-- start of SOURCE RECORDS --

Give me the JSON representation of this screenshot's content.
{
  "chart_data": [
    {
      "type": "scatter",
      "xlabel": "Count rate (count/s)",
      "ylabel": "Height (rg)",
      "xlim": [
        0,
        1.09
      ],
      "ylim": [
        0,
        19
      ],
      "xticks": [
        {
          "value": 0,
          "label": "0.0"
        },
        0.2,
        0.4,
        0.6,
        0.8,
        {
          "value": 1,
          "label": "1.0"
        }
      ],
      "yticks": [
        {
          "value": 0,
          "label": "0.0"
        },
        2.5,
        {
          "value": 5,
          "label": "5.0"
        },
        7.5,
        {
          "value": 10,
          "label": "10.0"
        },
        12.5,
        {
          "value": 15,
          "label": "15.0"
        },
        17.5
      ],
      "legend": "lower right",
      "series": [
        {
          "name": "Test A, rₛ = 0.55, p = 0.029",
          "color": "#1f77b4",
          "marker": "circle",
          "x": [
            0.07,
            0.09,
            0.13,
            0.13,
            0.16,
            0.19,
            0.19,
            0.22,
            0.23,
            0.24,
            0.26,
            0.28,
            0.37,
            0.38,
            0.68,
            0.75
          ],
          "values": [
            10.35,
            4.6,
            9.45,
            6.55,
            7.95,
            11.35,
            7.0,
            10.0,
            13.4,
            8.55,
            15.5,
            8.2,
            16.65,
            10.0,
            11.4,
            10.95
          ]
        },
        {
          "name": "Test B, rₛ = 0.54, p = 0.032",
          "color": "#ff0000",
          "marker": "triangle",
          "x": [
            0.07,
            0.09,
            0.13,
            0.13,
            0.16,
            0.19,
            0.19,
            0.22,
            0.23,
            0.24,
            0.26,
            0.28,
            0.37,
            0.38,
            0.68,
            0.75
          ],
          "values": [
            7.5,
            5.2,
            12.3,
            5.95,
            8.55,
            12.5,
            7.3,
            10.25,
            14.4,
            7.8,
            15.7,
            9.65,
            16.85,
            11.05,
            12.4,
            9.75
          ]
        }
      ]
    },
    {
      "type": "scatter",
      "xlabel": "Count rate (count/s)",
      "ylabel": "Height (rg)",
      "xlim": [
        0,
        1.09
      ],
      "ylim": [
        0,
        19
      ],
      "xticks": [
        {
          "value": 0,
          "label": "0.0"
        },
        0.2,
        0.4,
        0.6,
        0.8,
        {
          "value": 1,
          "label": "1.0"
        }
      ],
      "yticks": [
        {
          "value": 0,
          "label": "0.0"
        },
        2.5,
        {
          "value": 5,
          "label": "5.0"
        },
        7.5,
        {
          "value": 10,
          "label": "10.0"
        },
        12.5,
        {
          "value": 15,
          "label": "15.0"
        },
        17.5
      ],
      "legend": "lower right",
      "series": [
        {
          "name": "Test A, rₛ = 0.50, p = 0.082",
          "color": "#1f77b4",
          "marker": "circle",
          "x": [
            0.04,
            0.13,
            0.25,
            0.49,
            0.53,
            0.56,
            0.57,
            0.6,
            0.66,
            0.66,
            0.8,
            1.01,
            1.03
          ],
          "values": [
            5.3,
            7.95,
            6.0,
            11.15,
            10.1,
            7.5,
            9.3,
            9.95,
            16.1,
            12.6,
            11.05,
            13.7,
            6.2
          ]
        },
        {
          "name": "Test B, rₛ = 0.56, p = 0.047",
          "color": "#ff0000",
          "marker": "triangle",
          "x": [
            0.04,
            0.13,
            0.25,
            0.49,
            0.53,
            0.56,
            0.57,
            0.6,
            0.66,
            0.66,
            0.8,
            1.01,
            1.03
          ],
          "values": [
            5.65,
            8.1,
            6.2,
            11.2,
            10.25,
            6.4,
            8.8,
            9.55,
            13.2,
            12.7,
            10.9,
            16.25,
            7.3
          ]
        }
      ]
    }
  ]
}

-- end of SOURCE RECORDS --

TASK STATEMENT >>
Quote the material exactly, leaving nothing out.

RESPONSE >>
Give me the JSON representation of this screenshot's content.
{
  "chart_data": [
    {
      "type": "scatter",
      "xlabel": "Count rate (count/s)",
      "ylabel": "Height (rg)",
      "xlim": [
        0,
        1.09
      ],
      "ylim": [
        0,
        19
      ],
      "xticks": [
        {
          "value": 0,
          "label": "0.0"
        },
        0.2,
        0.4,
        0.6,
        0.8,
        {
          "value": 1,
          "label": "1.0"
        }
      ],
      "yticks": [
        {
          "value": 0,
          "label": "0.0"
        },
        2.5,
        {
          "value": 5,
          "label": "5.0"
        },
        7.5,
        {
          "value": 10,
          "label": "10.0"
        },
        12.5,
        {
          "value": 15,
          "label": "15.0"
        },
        17.5
      ],
      "legend": "lower right",
      "series": [
        {
          "name": "Test A, rₛ = 0.55, p = 0.029",
          "color": "#1f77b4",
          "marker": "circle",
          "x": [
            0.07,
            0.09,
            0.13,
            0.13,
            0.16,
            0.19,
            0.19,
            0.22,
            0.23,
            0.24,
            0.26,
            0.28,
            0.37,
            0.38,
            0.68,
            0.75
          ],
          "values": [
            10.35,
            4.6,
            9.45,
            6.55,
            7.95,
            11.35,
            7.0,
            10.0,
            13.4,
            8.55,
            15.5,
            8.2,
            16.65,
            10.0,
            11.4,
            10.95
          ]
        },
        {
          "name": "Test B, rₛ = 0.54, p = 0.032",
          "color": "#ff0000",
          "marker": "triangle",
          "x": [
            0.07,
            0.09,
            0.13,
            0.13,
            0.16,
            0.19,
            0.19,
            0.22,
            0.23,
            0.24,
            0.26,
            0.28,
            0.37,
            0.38,
            0.68,
            0.75
          ],
          "values": [
            7.5,
            5.2,
            12.3,
            5.95,
            8.55,
            12.5,
            7.3,
            10.25,
            14.4,
            7.8,
            15.7,
            9.65,
            16.85,
            11.05,
            12.4,
            9.75
          ]
        }
      ]
    },
    {
      "type": "scatter",
      "xlabel": "Count rate (count/s)",
      "ylabel": "Height (rg)",
      "xlim": [
        0,
        1.09
      ],
      "ylim": [
        0,
        19
      ],
      "xticks": [
        {
          "value": 0,
          "label": "0.0"
        },
        0.2,
        0.4,
        0.6,
        0.8,
        {
          "value": 1,
          "label": "1.0"
        }
      ],
      "yticks": [
        {
          "value": 0,
          "label": "0.0"
        },
        2.5,
        {
          "value": 5,
          "label": "5.0"
        },
        7.5,
        {
          "value": 10,
          "label": "10.0"
        },
        12.5,
        {
          "value": 15,
          "label": "15.0"
        },
        17.5
      ],
      "legend": "lower right",
      "series": [
        {
          "name": "Test A, rₛ = 0.50, p = 0.082",
          "color": "#1f77b4",
          "marker": "circle",
          "x": [
            0.04,
            0.13,
            0.25,
            0.49,
            0.53,
            0.56,
            0.57,
            0.6,
            0.66,
            0.66,
            0.8,
            1.01,
            1.03
          ],
          "values": [
            5.3,
            7.95,
            6.0,
            11.15,
            10.1,
            7.5,
            9.3,
            9.95,
            16.1,
            12.6,
            11.05,
            13.7,
            6.2
          ]
        },
        {
          "name": "Test B, rₛ = 0.56, p = 0.047",
          "color": "#ff0000",
          "marker": "triangle",
          "x": [
            0.04,
            0.13,
            0.25,
            0.49,
            0.53,
            0.56,
            0.57,
            0.6,
            0.66,
            0.66,
            0.8,
            1.01,
            1.03
          ],
          "values": [
            5.65,
            8.1,
            6.2,
            11.2,
            10.25,
            6.4,
            8.8,
            9.55,
            13.2,
            12.7,
            10.9,
            16.25,
            7.3
          ]
        }
      ]
    }
  ]
}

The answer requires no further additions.